**AIM OF THE TASK**
Tell me how many lines hold "this", please, using only the number.

:: SOURCE DATA

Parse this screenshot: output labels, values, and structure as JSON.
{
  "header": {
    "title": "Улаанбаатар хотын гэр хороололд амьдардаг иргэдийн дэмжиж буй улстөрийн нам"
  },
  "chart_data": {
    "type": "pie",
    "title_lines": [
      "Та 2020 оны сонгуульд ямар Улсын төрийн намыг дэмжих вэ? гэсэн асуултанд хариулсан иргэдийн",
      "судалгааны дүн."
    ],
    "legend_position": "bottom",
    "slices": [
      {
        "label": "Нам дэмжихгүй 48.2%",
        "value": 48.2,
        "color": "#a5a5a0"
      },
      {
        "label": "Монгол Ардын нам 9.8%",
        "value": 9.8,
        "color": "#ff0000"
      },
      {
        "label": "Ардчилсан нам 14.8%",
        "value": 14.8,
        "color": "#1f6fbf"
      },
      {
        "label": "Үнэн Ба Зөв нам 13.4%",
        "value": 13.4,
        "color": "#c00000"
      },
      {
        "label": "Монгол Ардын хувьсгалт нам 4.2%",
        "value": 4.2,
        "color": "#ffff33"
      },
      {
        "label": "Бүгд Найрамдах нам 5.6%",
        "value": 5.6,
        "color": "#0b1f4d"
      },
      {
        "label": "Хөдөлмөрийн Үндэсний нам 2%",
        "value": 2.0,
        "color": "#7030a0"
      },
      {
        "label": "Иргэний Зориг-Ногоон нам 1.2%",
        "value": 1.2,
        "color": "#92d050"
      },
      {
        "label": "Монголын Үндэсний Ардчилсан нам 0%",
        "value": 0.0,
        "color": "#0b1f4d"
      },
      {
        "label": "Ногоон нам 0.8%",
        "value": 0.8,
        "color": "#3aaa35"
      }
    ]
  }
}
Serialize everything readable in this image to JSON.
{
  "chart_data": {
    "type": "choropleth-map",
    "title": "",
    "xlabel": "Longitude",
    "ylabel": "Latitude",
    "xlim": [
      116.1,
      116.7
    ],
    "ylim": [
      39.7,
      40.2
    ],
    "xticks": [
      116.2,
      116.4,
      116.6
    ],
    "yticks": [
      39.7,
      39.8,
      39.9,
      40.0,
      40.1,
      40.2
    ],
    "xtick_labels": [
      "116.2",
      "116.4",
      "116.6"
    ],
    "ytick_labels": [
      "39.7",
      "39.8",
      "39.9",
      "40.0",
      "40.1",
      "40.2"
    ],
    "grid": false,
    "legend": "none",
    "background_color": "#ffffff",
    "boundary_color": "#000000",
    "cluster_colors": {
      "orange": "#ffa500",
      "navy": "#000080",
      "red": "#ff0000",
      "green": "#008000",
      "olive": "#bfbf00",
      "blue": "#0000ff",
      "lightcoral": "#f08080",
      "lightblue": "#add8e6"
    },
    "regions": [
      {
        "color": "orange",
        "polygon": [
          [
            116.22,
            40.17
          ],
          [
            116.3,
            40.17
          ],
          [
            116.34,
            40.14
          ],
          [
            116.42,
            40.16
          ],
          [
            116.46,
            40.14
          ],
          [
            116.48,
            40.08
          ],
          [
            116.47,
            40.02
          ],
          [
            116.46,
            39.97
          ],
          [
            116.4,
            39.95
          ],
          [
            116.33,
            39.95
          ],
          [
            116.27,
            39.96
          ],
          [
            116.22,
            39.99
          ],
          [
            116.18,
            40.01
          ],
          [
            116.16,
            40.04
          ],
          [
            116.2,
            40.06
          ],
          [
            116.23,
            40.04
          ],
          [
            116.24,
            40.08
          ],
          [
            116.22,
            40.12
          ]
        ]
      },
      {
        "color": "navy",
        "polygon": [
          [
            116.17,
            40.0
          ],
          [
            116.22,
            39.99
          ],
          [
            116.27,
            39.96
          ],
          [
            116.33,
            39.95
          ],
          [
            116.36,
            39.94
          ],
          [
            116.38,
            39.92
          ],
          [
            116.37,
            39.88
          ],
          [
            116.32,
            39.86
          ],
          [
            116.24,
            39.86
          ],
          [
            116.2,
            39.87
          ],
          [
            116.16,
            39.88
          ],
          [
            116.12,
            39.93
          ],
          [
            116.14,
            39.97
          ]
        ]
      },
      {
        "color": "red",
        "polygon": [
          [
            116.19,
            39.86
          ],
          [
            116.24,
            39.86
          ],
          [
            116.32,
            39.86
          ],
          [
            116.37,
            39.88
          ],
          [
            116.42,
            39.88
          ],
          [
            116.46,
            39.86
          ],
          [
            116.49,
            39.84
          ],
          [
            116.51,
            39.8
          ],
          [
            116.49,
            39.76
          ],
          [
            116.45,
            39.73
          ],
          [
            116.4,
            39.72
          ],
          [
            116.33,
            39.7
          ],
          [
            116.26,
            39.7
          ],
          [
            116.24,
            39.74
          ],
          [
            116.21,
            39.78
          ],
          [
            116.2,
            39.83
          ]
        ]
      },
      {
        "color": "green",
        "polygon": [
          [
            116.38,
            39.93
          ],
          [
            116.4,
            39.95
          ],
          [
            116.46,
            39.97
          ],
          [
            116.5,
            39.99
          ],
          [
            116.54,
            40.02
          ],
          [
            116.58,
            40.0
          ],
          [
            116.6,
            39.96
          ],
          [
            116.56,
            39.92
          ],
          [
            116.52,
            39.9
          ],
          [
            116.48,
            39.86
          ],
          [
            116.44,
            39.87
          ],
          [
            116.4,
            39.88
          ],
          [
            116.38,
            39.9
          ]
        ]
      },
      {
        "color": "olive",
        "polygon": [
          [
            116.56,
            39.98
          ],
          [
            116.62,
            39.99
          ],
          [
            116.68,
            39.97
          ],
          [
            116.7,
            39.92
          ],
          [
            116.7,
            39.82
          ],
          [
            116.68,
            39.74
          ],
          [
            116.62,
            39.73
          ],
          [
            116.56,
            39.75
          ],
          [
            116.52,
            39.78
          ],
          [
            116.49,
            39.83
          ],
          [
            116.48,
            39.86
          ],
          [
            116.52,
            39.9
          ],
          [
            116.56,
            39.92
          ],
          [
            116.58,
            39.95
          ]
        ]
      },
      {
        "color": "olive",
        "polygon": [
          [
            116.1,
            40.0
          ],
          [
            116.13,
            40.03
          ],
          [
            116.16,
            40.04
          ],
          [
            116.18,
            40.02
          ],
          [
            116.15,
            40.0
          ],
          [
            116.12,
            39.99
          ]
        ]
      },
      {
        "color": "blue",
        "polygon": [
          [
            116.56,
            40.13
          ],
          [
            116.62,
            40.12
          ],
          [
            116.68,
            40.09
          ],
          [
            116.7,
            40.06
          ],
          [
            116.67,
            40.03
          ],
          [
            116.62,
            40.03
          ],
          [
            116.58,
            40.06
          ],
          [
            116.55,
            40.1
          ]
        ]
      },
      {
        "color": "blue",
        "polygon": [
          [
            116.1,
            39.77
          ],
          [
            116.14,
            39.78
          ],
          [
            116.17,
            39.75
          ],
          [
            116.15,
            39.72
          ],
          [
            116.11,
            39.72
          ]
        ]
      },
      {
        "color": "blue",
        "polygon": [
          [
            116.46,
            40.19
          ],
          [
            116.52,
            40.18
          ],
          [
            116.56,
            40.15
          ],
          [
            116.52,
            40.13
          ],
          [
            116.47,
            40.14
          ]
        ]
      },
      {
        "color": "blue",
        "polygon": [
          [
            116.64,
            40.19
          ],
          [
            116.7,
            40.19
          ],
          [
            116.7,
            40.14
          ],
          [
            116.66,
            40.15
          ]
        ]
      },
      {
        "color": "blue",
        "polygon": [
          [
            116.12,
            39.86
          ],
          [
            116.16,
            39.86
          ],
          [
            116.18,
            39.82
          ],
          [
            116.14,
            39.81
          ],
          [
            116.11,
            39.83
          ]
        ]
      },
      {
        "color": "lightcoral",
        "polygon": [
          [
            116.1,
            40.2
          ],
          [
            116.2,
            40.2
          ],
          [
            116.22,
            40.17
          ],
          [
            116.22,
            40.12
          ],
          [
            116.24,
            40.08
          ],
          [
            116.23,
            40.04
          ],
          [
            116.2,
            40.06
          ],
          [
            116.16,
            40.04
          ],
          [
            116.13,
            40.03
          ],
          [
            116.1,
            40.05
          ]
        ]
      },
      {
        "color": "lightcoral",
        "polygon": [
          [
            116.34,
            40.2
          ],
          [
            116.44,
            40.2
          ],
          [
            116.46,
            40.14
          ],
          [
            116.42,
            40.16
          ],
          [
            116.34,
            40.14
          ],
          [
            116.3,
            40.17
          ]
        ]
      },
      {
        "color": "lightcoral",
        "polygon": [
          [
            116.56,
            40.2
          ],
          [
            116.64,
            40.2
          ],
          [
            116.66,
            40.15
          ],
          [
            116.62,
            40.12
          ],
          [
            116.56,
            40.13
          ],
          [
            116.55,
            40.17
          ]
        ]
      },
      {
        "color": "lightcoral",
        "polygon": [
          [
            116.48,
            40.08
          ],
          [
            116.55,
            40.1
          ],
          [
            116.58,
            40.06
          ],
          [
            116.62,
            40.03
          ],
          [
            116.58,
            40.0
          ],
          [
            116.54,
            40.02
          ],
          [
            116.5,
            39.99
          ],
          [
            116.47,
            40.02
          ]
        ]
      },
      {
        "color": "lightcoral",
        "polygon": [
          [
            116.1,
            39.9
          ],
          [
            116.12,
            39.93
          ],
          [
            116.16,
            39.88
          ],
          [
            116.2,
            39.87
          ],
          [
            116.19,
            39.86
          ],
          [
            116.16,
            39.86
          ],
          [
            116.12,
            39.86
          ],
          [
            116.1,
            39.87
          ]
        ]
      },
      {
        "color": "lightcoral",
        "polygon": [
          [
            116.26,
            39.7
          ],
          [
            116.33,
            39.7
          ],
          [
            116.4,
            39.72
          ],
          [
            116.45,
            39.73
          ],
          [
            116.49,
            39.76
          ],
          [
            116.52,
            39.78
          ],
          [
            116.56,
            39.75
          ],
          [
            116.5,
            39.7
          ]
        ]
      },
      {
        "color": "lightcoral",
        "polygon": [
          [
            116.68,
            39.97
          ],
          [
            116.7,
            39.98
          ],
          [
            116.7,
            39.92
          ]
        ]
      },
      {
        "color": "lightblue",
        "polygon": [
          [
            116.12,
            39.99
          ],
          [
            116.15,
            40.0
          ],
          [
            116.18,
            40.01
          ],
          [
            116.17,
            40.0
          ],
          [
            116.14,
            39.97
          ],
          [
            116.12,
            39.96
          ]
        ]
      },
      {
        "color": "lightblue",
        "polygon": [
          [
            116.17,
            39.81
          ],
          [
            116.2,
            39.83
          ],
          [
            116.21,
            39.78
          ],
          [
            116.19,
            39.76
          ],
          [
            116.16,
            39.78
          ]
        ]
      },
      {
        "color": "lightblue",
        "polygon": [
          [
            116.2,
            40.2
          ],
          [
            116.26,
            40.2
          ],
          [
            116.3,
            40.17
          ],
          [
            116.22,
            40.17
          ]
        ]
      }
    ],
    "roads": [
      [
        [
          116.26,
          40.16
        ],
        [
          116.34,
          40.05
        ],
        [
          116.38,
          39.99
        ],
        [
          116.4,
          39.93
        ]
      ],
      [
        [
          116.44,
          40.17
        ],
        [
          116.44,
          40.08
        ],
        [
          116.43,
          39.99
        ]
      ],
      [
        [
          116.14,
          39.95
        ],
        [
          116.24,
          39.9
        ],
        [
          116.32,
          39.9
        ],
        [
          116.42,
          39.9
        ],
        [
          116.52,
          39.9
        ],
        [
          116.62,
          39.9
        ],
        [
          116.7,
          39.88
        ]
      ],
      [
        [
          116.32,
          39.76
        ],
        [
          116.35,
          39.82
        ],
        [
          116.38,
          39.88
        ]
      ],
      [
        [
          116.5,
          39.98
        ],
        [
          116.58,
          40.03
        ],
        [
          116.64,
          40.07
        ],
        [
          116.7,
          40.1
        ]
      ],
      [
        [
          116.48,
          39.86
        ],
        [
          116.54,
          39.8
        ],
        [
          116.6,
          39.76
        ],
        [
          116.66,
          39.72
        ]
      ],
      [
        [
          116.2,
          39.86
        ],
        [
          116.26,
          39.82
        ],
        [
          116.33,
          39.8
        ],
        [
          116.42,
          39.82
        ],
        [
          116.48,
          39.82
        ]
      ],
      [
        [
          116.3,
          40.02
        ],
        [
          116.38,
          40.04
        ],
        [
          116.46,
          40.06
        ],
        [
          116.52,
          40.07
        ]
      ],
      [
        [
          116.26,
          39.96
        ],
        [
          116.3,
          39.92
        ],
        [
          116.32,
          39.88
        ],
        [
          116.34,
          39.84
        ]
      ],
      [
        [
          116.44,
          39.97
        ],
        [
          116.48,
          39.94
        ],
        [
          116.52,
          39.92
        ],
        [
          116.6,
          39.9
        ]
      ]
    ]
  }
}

::::

**TASK ANSWER**
2